# [What to do]
Retype the listing that follows, word for word.
+ + + +
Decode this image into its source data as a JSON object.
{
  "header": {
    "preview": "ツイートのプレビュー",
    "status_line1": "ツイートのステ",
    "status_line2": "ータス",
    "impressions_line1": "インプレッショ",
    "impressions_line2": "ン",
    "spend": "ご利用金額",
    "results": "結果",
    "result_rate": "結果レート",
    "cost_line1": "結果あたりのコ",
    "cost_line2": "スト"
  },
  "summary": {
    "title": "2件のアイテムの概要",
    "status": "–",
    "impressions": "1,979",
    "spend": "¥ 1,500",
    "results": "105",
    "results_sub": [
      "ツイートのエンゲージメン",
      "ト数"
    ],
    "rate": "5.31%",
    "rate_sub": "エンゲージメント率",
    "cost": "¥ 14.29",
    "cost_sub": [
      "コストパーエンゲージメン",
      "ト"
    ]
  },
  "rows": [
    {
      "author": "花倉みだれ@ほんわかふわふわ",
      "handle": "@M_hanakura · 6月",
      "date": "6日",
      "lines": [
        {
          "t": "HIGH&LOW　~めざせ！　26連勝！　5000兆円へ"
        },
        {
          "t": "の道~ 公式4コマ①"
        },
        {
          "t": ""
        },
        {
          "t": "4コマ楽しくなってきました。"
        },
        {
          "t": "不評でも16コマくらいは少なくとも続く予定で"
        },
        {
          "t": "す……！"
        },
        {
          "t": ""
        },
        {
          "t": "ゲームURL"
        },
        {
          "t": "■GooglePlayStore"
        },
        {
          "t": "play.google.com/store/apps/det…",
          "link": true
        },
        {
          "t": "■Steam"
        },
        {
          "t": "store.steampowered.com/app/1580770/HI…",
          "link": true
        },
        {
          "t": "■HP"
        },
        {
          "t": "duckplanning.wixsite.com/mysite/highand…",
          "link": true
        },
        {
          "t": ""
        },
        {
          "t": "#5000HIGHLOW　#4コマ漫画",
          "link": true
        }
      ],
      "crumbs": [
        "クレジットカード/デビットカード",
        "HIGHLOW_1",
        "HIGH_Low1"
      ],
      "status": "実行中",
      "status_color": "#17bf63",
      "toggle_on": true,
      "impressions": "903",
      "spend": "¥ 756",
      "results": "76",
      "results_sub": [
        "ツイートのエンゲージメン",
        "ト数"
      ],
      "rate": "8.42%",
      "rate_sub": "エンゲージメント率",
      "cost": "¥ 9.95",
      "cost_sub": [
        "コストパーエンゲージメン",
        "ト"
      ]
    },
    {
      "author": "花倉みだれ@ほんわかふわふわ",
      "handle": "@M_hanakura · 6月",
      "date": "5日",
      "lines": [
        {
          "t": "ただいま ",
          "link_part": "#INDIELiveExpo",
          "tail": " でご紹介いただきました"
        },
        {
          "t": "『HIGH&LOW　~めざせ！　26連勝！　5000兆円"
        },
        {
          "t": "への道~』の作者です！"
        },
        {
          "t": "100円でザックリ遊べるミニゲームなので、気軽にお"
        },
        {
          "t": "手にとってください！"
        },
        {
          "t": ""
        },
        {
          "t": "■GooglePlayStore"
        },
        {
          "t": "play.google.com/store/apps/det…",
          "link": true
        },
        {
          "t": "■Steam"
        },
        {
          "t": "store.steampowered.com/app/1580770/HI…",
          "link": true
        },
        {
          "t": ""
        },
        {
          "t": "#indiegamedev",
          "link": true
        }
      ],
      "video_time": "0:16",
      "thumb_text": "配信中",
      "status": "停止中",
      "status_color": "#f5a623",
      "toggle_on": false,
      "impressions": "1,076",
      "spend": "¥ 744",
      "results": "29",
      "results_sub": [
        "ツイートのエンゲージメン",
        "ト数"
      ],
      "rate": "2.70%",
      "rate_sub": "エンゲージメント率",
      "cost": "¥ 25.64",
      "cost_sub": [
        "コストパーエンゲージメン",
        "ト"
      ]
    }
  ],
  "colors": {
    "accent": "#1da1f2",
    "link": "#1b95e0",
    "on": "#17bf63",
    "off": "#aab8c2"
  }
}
+ + + +
# [Result]
Decode this image into its source data as a JSON object.
{
  "header": {
    "preview": "ツイートのプレビュー",
    "status_line1": "ツイートのステ",
    "status_line2": "ータス",
    "impressions_line1": "インプレッショ",
    "impressions_line2": "ン",
    "spend": "ご利用金額",
    "results": "結果",
    "result_rate": "結果レート",
    "cost_line1": "結果あたりのコ",
    "cost_line2": "スト"
  },
  "summary": {
    "title": "2件のアイテムの概要",
    "status": "–",
    "impressions": "1,979",
    "spend": "¥ 1,500",
    "results": "105",
    "results_sub": [
      "ツイートのエンゲージメン",
      "ト数"
    ],
    "rate": "5.31%",
    "rate_sub": "エンゲージメント率",
    "cost": "¥ 14.29",
    "cost_sub": [
      "コストパーエンゲージメン",
      "ト"
    ]
  },
  "rows": [
    {
      "author": "花倉みだれ@ほんわかふわふわ",
      "handle": "@M_hanakura · 6月",
      "date": "6日",
      "lines": [
        {
          "t": "HIGH&LOW　~めざせ！　26連勝！　5000兆円へ"
        },
        {
          "t": "の道~ 公式4コマ①"
        },
        {
          "t": ""
        },
        {
          "t": "4コマ楽しくなってきました。"
        },
        {
          "t": "不評でも16コマくらいは少なくとも続く予定で"
        },
        {
          "t": "す……！"
        },
        {
          "t": ""
        },
        {
          "t": "ゲームURL"
        },
        {
          "t": "■GooglePlayStore"
        },
        {
          "t": "play.google.com/store/apps/det…",
          "link": true
        },
        {
          "t": "■Steam"
        },
        {
          "t": "store.steampowered.com/app/1580770/HI…",
          "link": true
        },
        {
          "t": "■HP"
        },
        {
          "t": "duckplanning.wixsite.com/mysite/highand…",
          "link": true
        },
        {
          "t": ""
        },
        {
          "t": "#5000HIGHLOW　#4コマ漫画",
          "link": true
        }
      ],
      "crumbs": [
        "クレジットカード/デビットカード",
        "HIGHLOW_1",
        "HIGH_Low1"
      ],
      "status": "実行中",
      "status_color": "#17bf63",
      "toggle_on": true,
      "impressions": "903",
      "spend": "¥ 756",
      "results": "76",
      "results_sub": [
        "ツイートのエンゲージメン",
        "ト数"
      ],
      "rate": "8.42%",
      "rate_sub": "エンゲージメント率",
      "cost": "¥ 9.95",
      "cost_sub": [
        "コストパーエンゲージメン",
        "ト"
      ]
    },
    {
      "author": "花倉みだれ@ほんわかふわふわ",
      "handle": "@M_hanakura · 6月",
      "date": "5日",
      "lines": [
        {
          "t": "ただいま ",
          "link_part": "#INDIELiveExpo",
          "tail": " でご紹介いただきました"
        },
        {
          "t": "『HIGH&LOW　~めざせ！　26連勝！　5000兆円"
        },
        {
          "t": "への道~』の作者です！"
        },
        {
          "t": "100円でザックリ遊べるミニゲームなので、気軽にお"
        },
        {
          "t": "手にとってください！"
        },
        {
          "t": ""
        },
        {
          "t": "■GooglePlayStore"
        },
        {
          "t": "play.google.com/store/apps/det…",
          "link": true
        },
        {
          "t": "■Steam"
        },
        {
          "t": "store.steampowered.com/app/1580770/HI…",
          "link": true
        },
        {
          "t": ""
        },
        {
          "t": "#indiegamedev",
          "link": true
        }
      ],
      "video_time": "0:16",
      "thumb_text": "配信中",
      "status": "停止中",
      "status_color": "#f5a623",
      "toggle_on": false,
      "impressions": "1,076",
      "spend": "¥ 744",
      "results": "29",
      "results_sub": [
        "ツイートのエンゲージメン",
        "ト数"
      ],
      "rate": "2.70%",
      "rate_sub": "エンゲージメント率",
      "cost": "¥ 25.64",
      "cost_sub": [
        "コストパーエンゲージメン",
        "ト"
      ]
    }
  ],
  "colors": {
    "accent": "#1da1f2",
    "link": "#1b95e0",
    "on": "#17bf63",
    "off": "#aab8c2"
  }
}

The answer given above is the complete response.